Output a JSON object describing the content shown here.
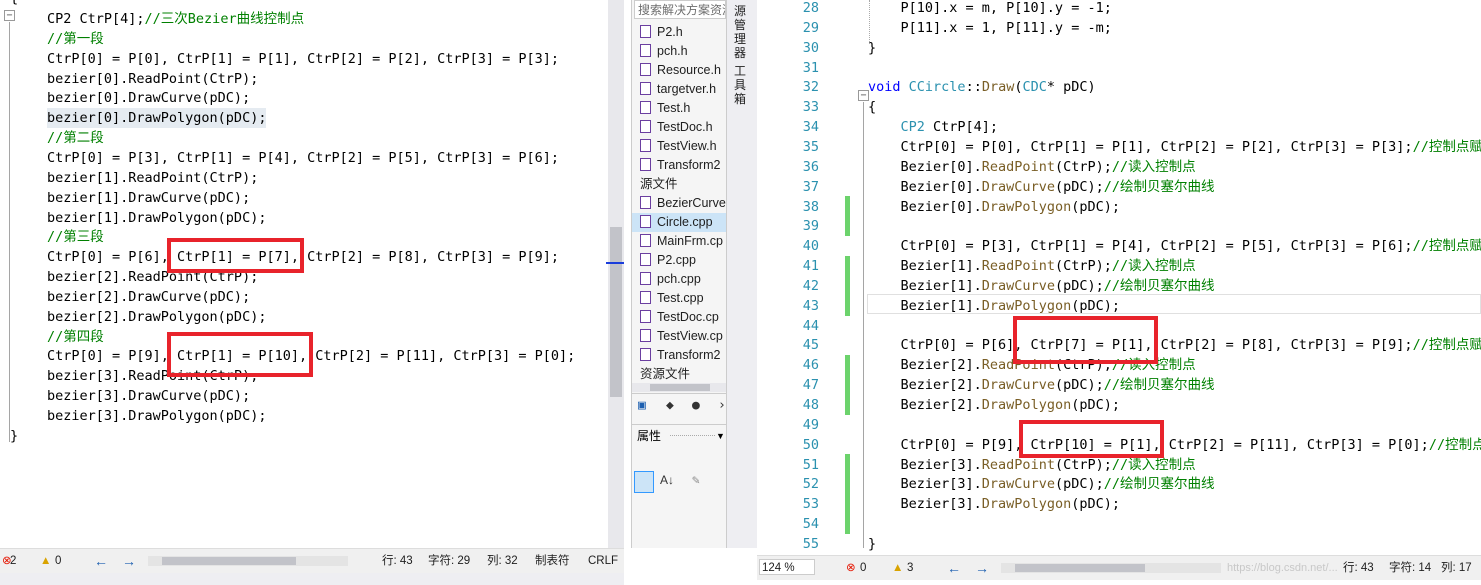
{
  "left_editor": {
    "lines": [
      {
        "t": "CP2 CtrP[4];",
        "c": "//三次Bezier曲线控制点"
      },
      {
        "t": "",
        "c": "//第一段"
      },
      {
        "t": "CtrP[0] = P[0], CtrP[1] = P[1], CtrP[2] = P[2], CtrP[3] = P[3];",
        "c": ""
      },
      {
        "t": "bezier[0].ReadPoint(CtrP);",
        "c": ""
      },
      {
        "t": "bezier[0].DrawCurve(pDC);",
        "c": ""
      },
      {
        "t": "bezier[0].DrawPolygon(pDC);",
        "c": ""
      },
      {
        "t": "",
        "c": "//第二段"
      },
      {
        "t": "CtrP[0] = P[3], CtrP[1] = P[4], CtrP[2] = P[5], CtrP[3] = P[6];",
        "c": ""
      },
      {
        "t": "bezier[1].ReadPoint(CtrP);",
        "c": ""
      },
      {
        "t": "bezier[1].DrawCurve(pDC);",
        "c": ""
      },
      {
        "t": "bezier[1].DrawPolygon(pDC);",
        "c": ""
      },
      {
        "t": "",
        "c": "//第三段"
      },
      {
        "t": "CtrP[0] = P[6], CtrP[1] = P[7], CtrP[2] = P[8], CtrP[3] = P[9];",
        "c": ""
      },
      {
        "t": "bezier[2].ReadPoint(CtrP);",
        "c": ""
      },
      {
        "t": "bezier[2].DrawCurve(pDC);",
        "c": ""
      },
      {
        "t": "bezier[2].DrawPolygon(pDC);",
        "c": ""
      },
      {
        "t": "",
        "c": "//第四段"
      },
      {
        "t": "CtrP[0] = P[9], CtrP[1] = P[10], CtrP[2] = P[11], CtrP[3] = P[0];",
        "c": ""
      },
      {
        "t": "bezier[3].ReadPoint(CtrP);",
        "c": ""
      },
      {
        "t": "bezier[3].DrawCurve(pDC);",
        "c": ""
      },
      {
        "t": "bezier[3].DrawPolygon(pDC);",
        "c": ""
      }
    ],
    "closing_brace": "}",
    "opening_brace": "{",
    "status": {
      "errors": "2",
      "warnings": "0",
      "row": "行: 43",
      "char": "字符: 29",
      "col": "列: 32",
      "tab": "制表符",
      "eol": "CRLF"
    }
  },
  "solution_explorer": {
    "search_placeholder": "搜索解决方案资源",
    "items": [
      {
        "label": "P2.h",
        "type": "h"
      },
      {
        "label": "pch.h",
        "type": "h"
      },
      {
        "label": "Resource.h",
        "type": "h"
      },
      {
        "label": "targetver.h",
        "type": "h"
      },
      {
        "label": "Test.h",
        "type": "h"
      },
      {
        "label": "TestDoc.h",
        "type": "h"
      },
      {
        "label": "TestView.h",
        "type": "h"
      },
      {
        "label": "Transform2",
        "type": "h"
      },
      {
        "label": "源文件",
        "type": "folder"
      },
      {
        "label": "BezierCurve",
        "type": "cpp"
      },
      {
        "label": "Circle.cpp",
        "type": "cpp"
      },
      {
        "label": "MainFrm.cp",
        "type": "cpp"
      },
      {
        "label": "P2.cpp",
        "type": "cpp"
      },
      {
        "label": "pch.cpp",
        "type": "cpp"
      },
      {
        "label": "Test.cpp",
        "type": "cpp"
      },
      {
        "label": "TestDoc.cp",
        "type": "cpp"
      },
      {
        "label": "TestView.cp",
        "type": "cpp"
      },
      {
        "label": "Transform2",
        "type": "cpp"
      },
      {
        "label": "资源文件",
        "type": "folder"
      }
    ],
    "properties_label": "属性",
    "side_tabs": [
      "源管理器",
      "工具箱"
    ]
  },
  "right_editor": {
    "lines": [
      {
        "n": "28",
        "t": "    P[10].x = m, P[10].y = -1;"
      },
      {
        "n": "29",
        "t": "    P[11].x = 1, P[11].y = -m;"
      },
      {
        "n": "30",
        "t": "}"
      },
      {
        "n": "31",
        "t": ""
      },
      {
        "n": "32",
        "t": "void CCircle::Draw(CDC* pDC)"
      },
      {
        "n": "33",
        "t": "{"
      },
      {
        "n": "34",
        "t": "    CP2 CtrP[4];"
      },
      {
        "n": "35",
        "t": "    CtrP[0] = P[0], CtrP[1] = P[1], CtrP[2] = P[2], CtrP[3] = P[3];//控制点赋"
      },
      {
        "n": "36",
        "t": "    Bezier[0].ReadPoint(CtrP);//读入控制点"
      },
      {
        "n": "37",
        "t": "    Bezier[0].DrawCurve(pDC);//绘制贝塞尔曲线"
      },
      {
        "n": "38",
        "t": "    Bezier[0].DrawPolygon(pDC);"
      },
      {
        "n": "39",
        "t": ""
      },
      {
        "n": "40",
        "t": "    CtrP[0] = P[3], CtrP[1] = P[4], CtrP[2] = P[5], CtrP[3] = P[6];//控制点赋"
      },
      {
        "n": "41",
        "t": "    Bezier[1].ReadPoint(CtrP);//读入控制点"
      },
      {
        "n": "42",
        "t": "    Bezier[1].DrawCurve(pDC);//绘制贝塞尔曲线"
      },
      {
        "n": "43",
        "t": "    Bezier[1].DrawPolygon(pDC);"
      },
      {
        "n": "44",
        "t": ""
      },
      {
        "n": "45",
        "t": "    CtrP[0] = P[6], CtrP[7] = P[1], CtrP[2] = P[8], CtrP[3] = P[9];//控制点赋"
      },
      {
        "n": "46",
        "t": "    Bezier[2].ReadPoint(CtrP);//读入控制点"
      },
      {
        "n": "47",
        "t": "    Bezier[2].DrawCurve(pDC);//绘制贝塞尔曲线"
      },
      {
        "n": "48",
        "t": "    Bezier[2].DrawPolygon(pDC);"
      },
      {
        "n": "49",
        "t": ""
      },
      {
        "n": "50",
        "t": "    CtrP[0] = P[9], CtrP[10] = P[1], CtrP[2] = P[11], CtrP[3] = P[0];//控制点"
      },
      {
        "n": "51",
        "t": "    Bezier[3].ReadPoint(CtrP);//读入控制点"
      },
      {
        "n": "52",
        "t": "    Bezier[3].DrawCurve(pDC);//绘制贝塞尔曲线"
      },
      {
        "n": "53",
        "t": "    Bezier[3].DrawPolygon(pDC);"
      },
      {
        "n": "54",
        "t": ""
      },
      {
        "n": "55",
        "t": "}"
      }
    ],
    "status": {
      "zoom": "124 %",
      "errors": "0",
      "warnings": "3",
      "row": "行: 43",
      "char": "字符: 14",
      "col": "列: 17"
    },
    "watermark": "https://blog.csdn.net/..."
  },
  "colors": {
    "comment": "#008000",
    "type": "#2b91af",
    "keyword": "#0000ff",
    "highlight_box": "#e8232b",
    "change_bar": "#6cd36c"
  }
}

----

■ Job ■
Omit the pictures and output all of the other material exactly.

■ Finished answer ■
Output a JSON object describing the content shown here.
{
  "left_editor": {
    "lines": [
      {
        "t": "CP2 CtrP[4];",
        "c": "//三次Bezier曲线控制点"
      },
      {
        "t": "",
        "c": "//第一段"
      },
      {
        "t": "CtrP[0] = P[0], CtrP[1] = P[1], CtrP[2] = P[2], CtrP[3] = P[3];",
        "c": ""
      },
      {
        "t": "bezier[0].ReadPoint(CtrP);",
        "c": ""
      },
      {
        "t": "bezier[0].DrawCurve(pDC);",
        "c": ""
      },
      {
        "t": "bezier[0].DrawPolygon(pDC);",
        "c": ""
      },
      {
        "t": "",
        "c": "//第二段"
      },
      {
        "t": "CtrP[0] = P[3], CtrP[1] = P[4], CtrP[2] = P[5], CtrP[3] = P[6];",
        "c": ""
      },
      {
        "t": "bezier[1].ReadPoint(CtrP);",
        "c": ""
      },
      {
        "t": "bezier[1].DrawCurve(pDC);",
        "c": ""
      },
      {
        "t": "bezier[1].DrawPolygon(pDC);",
        "c": ""
      },
      {
        "t": "",
        "c": "//第三段"
      },
      {
        "t": "CtrP[0] = P[6], CtrP[1] = P[7], CtrP[2] = P[8], CtrP[3] = P[9];",
        "c": ""
      },
      {
        "t": "bezier[2].ReadPoint(CtrP);",
        "c": ""
      },
      {
        "t": "bezier[2].DrawCurve(pDC);",
        "c": ""
      },
      {
        "t": "bezier[2].DrawPolygon(pDC);",
        "c": ""
      },
      {
        "t": "",
        "c": "//第四段"
      },
      {
        "t": "CtrP[0] = P[9], CtrP[1] = P[10], CtrP[2] = P[11], CtrP[3] = P[0];",
        "c": ""
      },
      {
        "t": "bezier[3].ReadPoint(CtrP);",
        "c": ""
      },
      {
        "t": "bezier[3].DrawCurve(pDC);",
        "c": ""
      },
      {
        "t": "bezier[3].DrawPolygon(pDC);",
        "c": ""
      }
    ],
    "closing_brace": "}",
    "opening_brace": "{",
    "status": {
      "errors": "2",
      "warnings": "0",
      "row": "行: 43",
      "char": "字符: 29",
      "col": "列: 32",
      "tab": "制表符",
      "eol": "CRLF"
    }
  },
  "solution_explorer": {
    "search_placeholder": "搜索解决方案资源",
    "items": [
      {
        "label": "P2.h",
        "type": "h"
      },
      {
        "label": "pch.h",
        "type": "h"
      },
      {
        "label": "Resource.h",
        "type": "h"
      },
      {
        "label": "targetver.h",
        "type": "h"
      },
      {
        "label": "Test.h",
        "type": "h"
      },
      {
        "label": "TestDoc.h",
        "type": "h"
      },
      {
        "label": "TestView.h",
        "type": "h"
      },
      {
        "label": "Transform2",
        "type": "h"
      },
      {
        "label": "源文件",
        "type": "folder"
      },
      {
        "label": "BezierCurve",
        "type": "cpp"
      },
      {
        "label": "Circle.cpp",
        "type": "cpp"
      },
      {
        "label": "MainFrm.cp",
        "type": "cpp"
      },
      {
        "label": "P2.cpp",
        "type": "cpp"
      },
      {
        "label": "pch.cpp",
        "type": "cpp"
      },
      {
        "label": "Test.cpp",
        "type": "cpp"
      },
      {
        "label": "TestDoc.cp",
        "type": "cpp"
      },
      {
        "label": "TestView.cp",
        "type": "cpp"
      },
      {
        "label": "Transform2",
        "type": "cpp"
      },
      {
        "label": "资源文件",
        "type": "folder"
      }
    ],
    "properties_label": "属性",
    "side_tabs": [
      "源管理器",
      "工具箱"
    ]
  },
  "right_editor": {
    "lines": [
      {
        "n": "28",
        "t": "    P[10].x = m, P[10].y = -1;"
      },
      {
        "n": "29",
        "t": "    P[11].x = 1, P[11].y = -m;"
      },
      {
        "n": "30",
        "t": "}"
      },
      {
        "n": "31",
        "t": ""
      },
      {
        "n": "32",
        "t": "void CCircle::Draw(CDC* pDC)"
      },
      {
        "n": "33",
        "t": "{"
      },
      {
        "n": "34",
        "t": "    CP2 CtrP[4];"
      },
      {
        "n": "35",
        "t": "    CtrP[0] = P[0], CtrP[1] = P[1], CtrP[2] = P[2], CtrP[3] = P[3];//控制点赋"
      },
      {
        "n": "36",
        "t": "    Bezier[0].ReadPoint(CtrP);//读入控制点"
      },
      {
        "n": "37",
        "t": "    Bezier[0].DrawCurve(pDC);//绘制贝塞尔曲线"
      },
      {
        "n": "38",
        "t": "    Bezier[0].DrawPolygon(pDC);"
      },
      {
        "n": "39",
        "t": ""
      },
      {
        "n": "40",
        "t": "    CtrP[0] = P[3], CtrP[1] = P[4], CtrP[2] = P[5], CtrP[3] = P[6];//控制点赋"
      },
      {
        "n": "41",
        "t": "    Bezier[1].ReadPoint(CtrP);//读入控制点"
      },
      {
        "n": "42",
        "t": "    Bezier[1].DrawCurve(pDC);//绘制贝塞尔曲线"
      },
      {
        "n": "43",
        "t": "    Bezier[1].DrawPolygon(pDC);"
      },
      {
        "n": "44",
        "t": ""
      },
      {
        "n": "45",
        "t": "    CtrP[0] = P[6], CtrP[7] = P[1], CtrP[2] = P[8], CtrP[3] = P[9];//控制点赋"
      },
      {
        "n": "46",
        "t": "    Bezier[2].ReadPoint(CtrP);//读入控制点"
      },
      {
        "n": "47",
        "t": "    Bezier[2].DrawCurve(pDC);//绘制贝塞尔曲线"
      },
      {
        "n": "48",
        "t": "    Bezier[2].DrawPolygon(pDC);"
      },
      {
        "n": "49",
        "t": ""
      },
      {
        "n": "50",
        "t": "    CtrP[0] = P[9], CtrP[10] = P[1], CtrP[2] = P[11], CtrP[3] = P[0];//控制点"
      },
      {
        "n": "51",
        "t": "    Bezier[3].ReadPoint(CtrP);//读入控制点"
      },
      {
        "n": "52",
        "t": "    Bezier[3].DrawCurve(pDC);//绘制贝塞尔曲线"
      },
      {
        "n": "53",
        "t": "    Bezier[3].DrawPolygon(pDC);"
      },
      {
        "n": "54",
        "t": ""
      },
      {
        "n": "55",
        "t": "}"
      }
    ],
    "status": {
      "zoom": "124 %",
      "errors": "0",
      "warnings": "3",
      "row": "行: 43",
      "char": "字符: 14",
      "col": "列: 17"
    },
    "watermark": "https://blog.csdn.net/..."
  },
  "colors": {
    "comment": "#008000",
    "type": "#2b91af",
    "keyword": "#0000ff",
    "highlight_box": "#e8232b",
    "change_bar": "#6cd36c"
  }
}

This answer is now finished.